§ **Raw data**
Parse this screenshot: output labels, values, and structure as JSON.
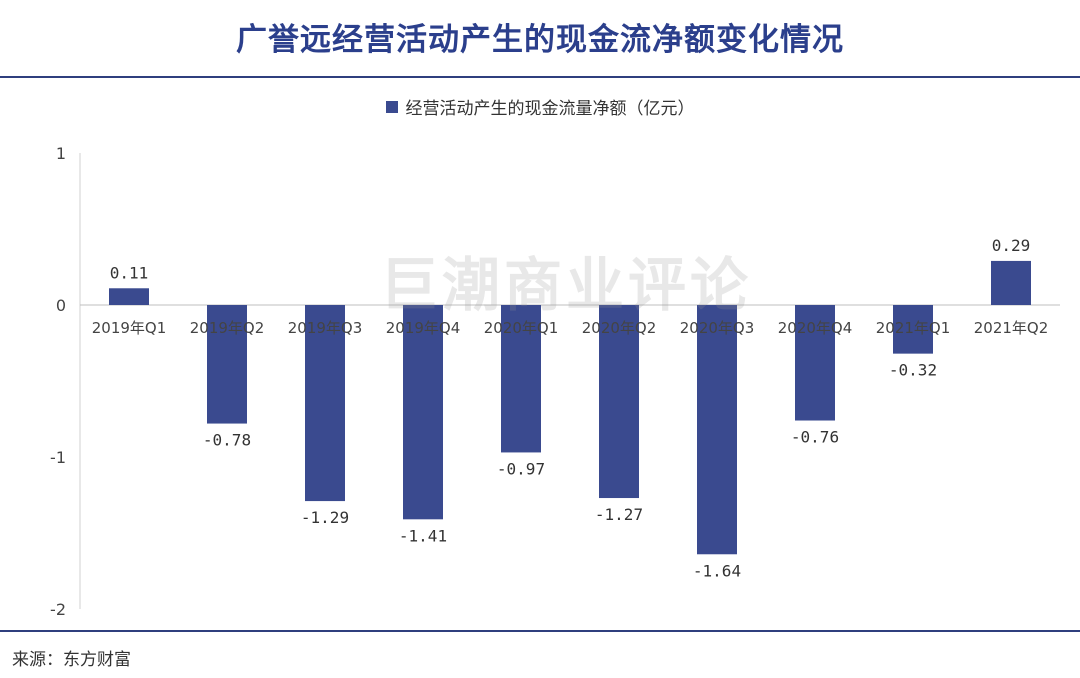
{
  "title": "广誉远经营活动产生的现金流净额变化情况",
  "watermark": "巨潮商业评论",
  "source": "来源：东方财富",
  "colors": {
    "bar": "#3a4a8f",
    "title": "#2b3f8c",
    "rule": "#2f3f7e"
  },
  "chart_data": {
    "type": "bar",
    "categories": [
      "2019年Q1",
      "2019年Q2",
      "2019年Q3",
      "2019年Q4",
      "2020年Q1",
      "2020年Q2",
      "2020年Q3",
      "2020年Q4",
      "2021年Q1",
      "2021年Q2"
    ],
    "series": [
      {
        "name": "经营活动产生的现金流量净额（亿元）",
        "values": [
          0.11,
          -0.78,
          -1.29,
          -1.41,
          -0.97,
          -1.27,
          -1.64,
          -0.76,
          -0.32,
          0.29
        ]
      }
    ],
    "data_labels": [
      "0.11",
      "-0.78",
      "-1.29",
      "-1.41",
      "-0.97",
      "-1.27",
      "-1.64",
      "-0.76",
      "-0.32",
      "0.29"
    ],
    "ylim": [
      -2,
      1
    ],
    "yticks": [
      "1",
      "0",
      "-1",
      "-2"
    ],
    "legend": "top-center",
    "grid": false
  }
}
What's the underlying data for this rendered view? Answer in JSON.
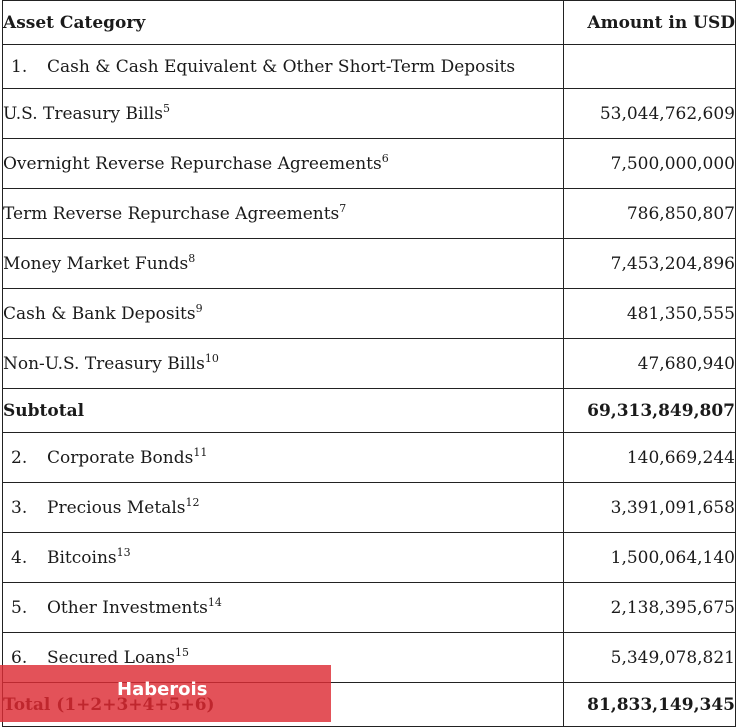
{
  "header": {
    "category_label": "Asset Category",
    "amount_label": "Amount in USD"
  },
  "section1": {
    "number": "1.",
    "label": "Cash & Cash Equivalent & Other Short-Term Deposits",
    "items": [
      {
        "label": "U.S. Treasury Bills",
        "footnote": "5",
        "amount": "53,044,762,609"
      },
      {
        "label": "Overnight Reverse Repurchase Agreements",
        "footnote": "6",
        "amount": "7,500,000,000"
      },
      {
        "label": "Term Reverse Repurchase Agreements",
        "footnote": "7",
        "amount": "786,850,807"
      },
      {
        "label": "Money Market Funds",
        "footnote": "8",
        "amount": "7,453,204,896"
      },
      {
        "label": "Cash & Bank Deposits",
        "footnote": "9",
        "amount": "481,350,555"
      },
      {
        "label": "Non-U.S. Treasury Bills",
        "footnote": "10",
        "amount": "47,680,940"
      }
    ]
  },
  "subtotal": {
    "label": "Subtotal",
    "amount": "69,313,849,807"
  },
  "others": [
    {
      "number": "2.",
      "label": "Corporate Bonds",
      "footnote": "11",
      "amount": "140,669,244"
    },
    {
      "number": "3.",
      "label": "Precious Metals",
      "footnote": "12",
      "amount": "3,391,091,658"
    },
    {
      "number": "4.",
      "label": "Bitcoins",
      "footnote": "13",
      "amount": "1,500,064,140"
    },
    {
      "number": "5.",
      "label": "Other Investments",
      "footnote": "14",
      "amount": "2,138,395,675"
    },
    {
      "number": "6.",
      "label": "Secured Loans",
      "footnote": "15",
      "amount": "5,349,078,821"
    }
  ],
  "total": {
    "label": "Total (1+2+3+4+5+6)",
    "amount": "81,833,149,345"
  },
  "watermark": {
    "text": "Haberois",
    "color": "#dd2c34"
  }
}
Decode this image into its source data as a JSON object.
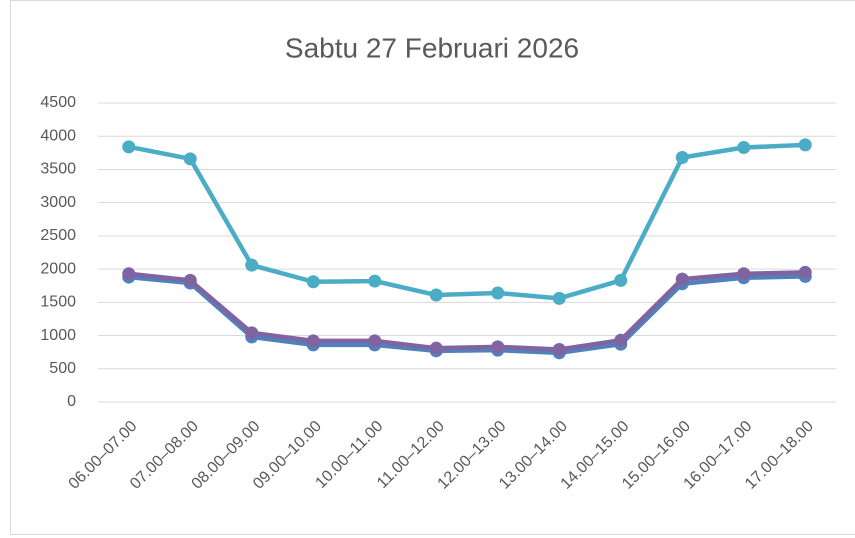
{
  "chart_data": {
    "type": "line",
    "title": "Sabtu 27 Februari 2026",
    "categories": [
      "06.00–07.00",
      "07.00–08.00",
      "08.00–09.00",
      "09.00–10.00",
      "10.00–11.00",
      "11.00–12.00",
      "12.00–13.00",
      "13.00–14.00",
      "14.00–15.00",
      "15.00–16.00",
      "16.00–17.00",
      "17.00–18.00"
    ],
    "series": [
      {
        "color": "#4bacc6",
        "values": [
          3840,
          3660,
          2060,
          1810,
          1820,
          1610,
          1640,
          1560,
          1830,
          3680,
          3830,
          3870
        ]
      },
      {
        "color": "#4f81bd",
        "values": [
          1880,
          1790,
          980,
          860,
          860,
          770,
          780,
          740,
          870,
          1780,
          1870,
          1890
        ]
      },
      {
        "color": "#8064a2",
        "values": [
          1930,
          1830,
          1040,
          920,
          920,
          810,
          830,
          790,
          930,
          1850,
          1930,
          1950
        ]
      }
    ],
    "ylim": [
      0,
      4500
    ],
    "yticks": [
      0,
      500,
      1000,
      1500,
      2000,
      2500,
      3000,
      3500,
      4000,
      4500
    ],
    "grid": true
  }
}
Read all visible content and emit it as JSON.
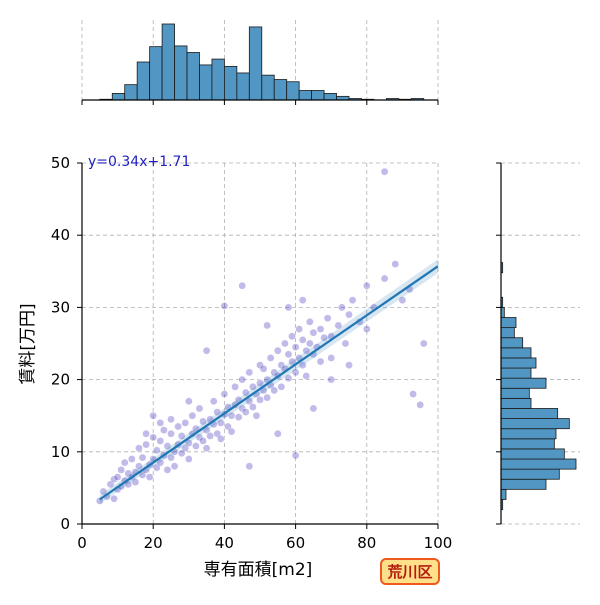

§ **Brief**
Produce an exact copy of the lines from the line containing "Decode this image" through the last line of the records, with no pictures and no other text.

§ **Response below**
Decode this image into its source data as a JSON object.
{
  "chart_data": {
    "type": "line",
    "title": "Sabtu 27 Februari 2026",
    "categories": [
      "06.00–07.00",
      "07.00–08.00",
      "08.00–09.00",
      "09.00–10.00",
      "10.00–11.00",
      "11.00–12.00",
      "12.00–13.00",
      "13.00–14.00",
      "14.00–15.00",
      "15.00–16.00",
      "16.00–17.00",
      "17.00–18.00"
    ],
    "series": [
      {
        "color": "#4bacc6",
        "values": [
          3840,
          3660,
          2060,
          1810,
          1820,
          1610,
          1640,
          1560,
          1830,
          3680,
          3830,
          3870
        ]
      },
      {
        "color": "#4f81bd",
        "values": [
          1880,
          1790,
          980,
          860,
          860,
          770,
          780,
          740,
          870,
          1780,
          1870,
          1890
        ]
      },
      {
        "color": "#8064a2",
        "values": [
          1930,
          1830,
          1040,
          920,
          920,
          810,
          830,
          790,
          930,
          1850,
          1930,
          1950
        ]
      }
    ],
    "ylim": [
      0,
      4500
    ],
    "yticks": [
      0,
      500,
      1000,
      1500,
      2000,
      2500,
      3000,
      3500,
      4000,
      4500
    ],
    "grid": true
  }
}
Read all visible content and emit it as JSON.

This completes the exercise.